- Requirement -
Please render each line of the rows below as a Markdown table with two columns, "No." for the row number and "Line" for the line itself. Leave out blank lines.

[Start Available data]

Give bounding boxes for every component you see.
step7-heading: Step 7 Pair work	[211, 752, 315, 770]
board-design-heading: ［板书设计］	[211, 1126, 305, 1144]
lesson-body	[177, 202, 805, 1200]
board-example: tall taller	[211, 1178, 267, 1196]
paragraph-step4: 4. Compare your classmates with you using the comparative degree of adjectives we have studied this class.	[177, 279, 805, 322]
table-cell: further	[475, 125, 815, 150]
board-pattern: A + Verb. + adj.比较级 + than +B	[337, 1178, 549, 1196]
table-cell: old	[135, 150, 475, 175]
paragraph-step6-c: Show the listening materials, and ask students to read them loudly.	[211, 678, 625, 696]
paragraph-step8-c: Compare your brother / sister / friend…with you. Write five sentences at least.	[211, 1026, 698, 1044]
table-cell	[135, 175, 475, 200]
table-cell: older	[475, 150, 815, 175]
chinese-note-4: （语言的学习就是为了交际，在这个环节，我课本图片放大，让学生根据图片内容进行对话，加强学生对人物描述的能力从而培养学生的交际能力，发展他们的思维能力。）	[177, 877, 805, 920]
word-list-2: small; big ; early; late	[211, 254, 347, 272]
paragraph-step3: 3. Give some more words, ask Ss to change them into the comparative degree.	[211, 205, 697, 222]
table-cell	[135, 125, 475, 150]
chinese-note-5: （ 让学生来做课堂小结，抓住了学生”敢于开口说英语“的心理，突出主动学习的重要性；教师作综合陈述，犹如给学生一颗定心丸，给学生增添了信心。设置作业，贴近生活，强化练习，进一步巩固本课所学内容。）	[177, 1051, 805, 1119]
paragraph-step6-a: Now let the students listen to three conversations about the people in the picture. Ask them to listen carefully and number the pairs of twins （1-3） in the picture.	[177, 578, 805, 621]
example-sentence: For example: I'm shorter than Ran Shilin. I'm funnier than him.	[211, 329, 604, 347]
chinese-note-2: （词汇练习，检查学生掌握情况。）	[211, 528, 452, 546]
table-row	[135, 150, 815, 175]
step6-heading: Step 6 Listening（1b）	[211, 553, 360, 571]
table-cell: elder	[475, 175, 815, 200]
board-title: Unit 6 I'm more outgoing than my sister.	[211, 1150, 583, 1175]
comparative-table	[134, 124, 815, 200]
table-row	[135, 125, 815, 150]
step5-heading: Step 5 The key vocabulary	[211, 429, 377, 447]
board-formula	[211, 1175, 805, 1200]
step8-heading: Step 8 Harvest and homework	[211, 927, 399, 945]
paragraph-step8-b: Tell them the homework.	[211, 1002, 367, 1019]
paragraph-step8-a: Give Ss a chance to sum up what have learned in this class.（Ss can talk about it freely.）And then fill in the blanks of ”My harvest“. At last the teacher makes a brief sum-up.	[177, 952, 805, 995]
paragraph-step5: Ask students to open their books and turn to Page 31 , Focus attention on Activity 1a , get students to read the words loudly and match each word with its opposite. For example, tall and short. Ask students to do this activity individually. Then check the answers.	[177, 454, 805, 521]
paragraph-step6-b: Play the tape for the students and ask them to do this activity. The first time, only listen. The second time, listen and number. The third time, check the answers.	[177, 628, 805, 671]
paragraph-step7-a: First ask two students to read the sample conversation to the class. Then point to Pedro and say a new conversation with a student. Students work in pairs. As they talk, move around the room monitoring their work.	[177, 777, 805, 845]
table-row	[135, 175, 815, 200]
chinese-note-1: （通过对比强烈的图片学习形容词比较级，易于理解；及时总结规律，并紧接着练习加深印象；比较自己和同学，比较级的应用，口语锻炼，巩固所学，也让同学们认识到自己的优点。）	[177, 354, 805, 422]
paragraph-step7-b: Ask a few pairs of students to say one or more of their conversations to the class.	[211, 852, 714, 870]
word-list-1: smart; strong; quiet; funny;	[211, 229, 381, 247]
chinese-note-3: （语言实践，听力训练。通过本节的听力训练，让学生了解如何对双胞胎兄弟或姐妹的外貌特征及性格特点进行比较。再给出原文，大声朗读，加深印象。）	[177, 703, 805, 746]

[End Available data]

- Result of the task -
| No. | Line |
|---|---|
| 1 | Give bounding boxes for every component you see. |
| 2 | step7-heading: Step 7 Pair work	[211, 752, 315, 770] |
| 3 | board-design-heading: ［板书设计］	[211, 1126, 305, 1144] |
| 4 | lesson-body	[177, 202, 805, 1200] |
| 5 | board-example: tall taller	[211, 1178, 267, 1196] |
| 6 | paragraph-step4: 4. Compare your classmates with you using the comparative degree of adjectives we have studied this class.	[177, 279, 805, 322] |
| 7 | table-cell: further	[475, 125, 815, 150] |
| 8 | board-pattern: A + Verb. + adj.比较级 + than +B	[337, 1178, 549, 1196] |
| 9 | table-cell: old	[135, 150, 475, 175] |
| 10 | paragraph-step6-c: Show the listening materials, and ask students to read them loudly.	[211, 678, 625, 696] |
| 11 | paragraph-step8-c: Compare your brother / sister / friend…with you. Write five sentences at least.	[211, 1026, 698, 1044] |
| 12 | table-cell	[135, 175, 475, 200] |
| 13 | table-cell: older	[475, 150, 815, 175] |
| 14 | chinese-note-4: （语言的学习就是为了交际，在这个环节，我课本图片放大，让学生根据图片内容进行对话，加强学生对人物描述的能力从而培养学生的交际能力，发展他们的思维能力。）	[177, 877, 805, 920] |
| 15 | word-list-2: small; big ; early; late	[211, 254, 347, 272] |
| 16 | paragraph-step3: 3. Give some more words, ask Ss to change them into the comparative degree.	[211, 205, 697, 222] |
| 17 | table-cell	[135, 125, 475, 150] |
| 18 | chinese-note-5: （ 让学生来做课堂小结，抓住了学生”敢于开口说英语“的心理，突出主动学习的重要性；教师作综合陈述，犹如给学生一颗定心丸，给学生增添了信心。设置作业，贴近生活，强化练习，进一步巩固本课所学内容。）	[177, 1051, 805, 1119] |
| 19 | paragraph-step6-a: Now let the students listen to three conversations about the people in the picture. Ask them to listen carefully and number the pairs of twins （1-3） in the picture.	[177, 578, 805, 621] |
| 20 | example-sentence: For example: I'm shorter than Ran Shilin. I'm funnier than him.	[211, 329, 604, 347] |
| 21 | chinese-note-2: （词汇练习，检查学生掌握情况。）	[211, 528, 452, 546] |
| 22 | table-row	[135, 150, 815, 175] |
| 23 | step6-heading: Step 6 Listening（1b）	[211, 553, 360, 571] |
| 24 | table-cell: elder	[475, 175, 815, 200] |
| 25 | board-title: Unit 6 I'm more outgoing than my sister.	[211, 1150, 583, 1175] |
| 26 | comparative-table	[134, 124, 815, 200] |
| 27 | table-row	[135, 125, 815, 150] |
| 28 | step5-heading: Step 5 The key vocabulary	[211, 429, 377, 447] |
| 29 | board-formula	[211, 1175, 805, 1200] |
| 30 | step8-heading: Step 8 Harvest and homework	[211, 927, 399, 945] |
| 31 | paragraph-step8-b: Tell them the homework.	[211, 1002, 367, 1019] |
| 32 | paragraph-step8-a: Give Ss a chance to sum up what have learned in this class.（Ss can talk about it freely.）And then fill in the blanks of ”My harvest“. At last the teacher makes a brief sum-up.	[177, 952, 805, 995] |
| 33 | paragraph-step5: Ask students to open their books and turn to Page 31 , Focus attention on Activity 1a , get students to read the words loudly and match each word with its opposite. For example, tall and short. Ask students to do this activity individually. Then check the answers.	[177, 454, 805, 521] |
| 34 | paragraph-step6-b: Play the tape for the students and ask them to do this activity. The first time, only listen. The second time, listen and number. The third time, check the answers.	[177, 628, 805, 671] |
| 35 | paragraph-step7-a: First ask two students to read the sample conversation to the class. Then point to Pedro and say a new conversation with a student. Students work in pairs. As they talk, move around the room monitoring their work.	[177, 777, 805, 845] |
| 36 | table-row	[135, 175, 815, 200] |
| 37 | chinese-note-1: （通过对比强烈的图片学习形容词比较级，易于理解；及时总结规律，并紧接着练习加深印象；比较自己和同学，比较级的应用，口语锻炼，巩固所学，也让同学们认识到自己的优点。）	[177, 354, 805, 422] |
| 38 | paragraph-step7-b: Ask a few pairs of students to say one or more of their conversations to the class.	[211, 852, 714, 870] |
| 39 | word-list-1: smart; strong; quiet; funny;	[211, 229, 381, 247] |
| 40 | chinese-note-3: （语言实践，听力训练。通过本节的听力训练，让学生了解如何对双胞胎兄弟或姐妹的外貌特征及性格特点进行比较。再给出原文，大声朗读，加深印象。）	[177, 703, 805, 746] |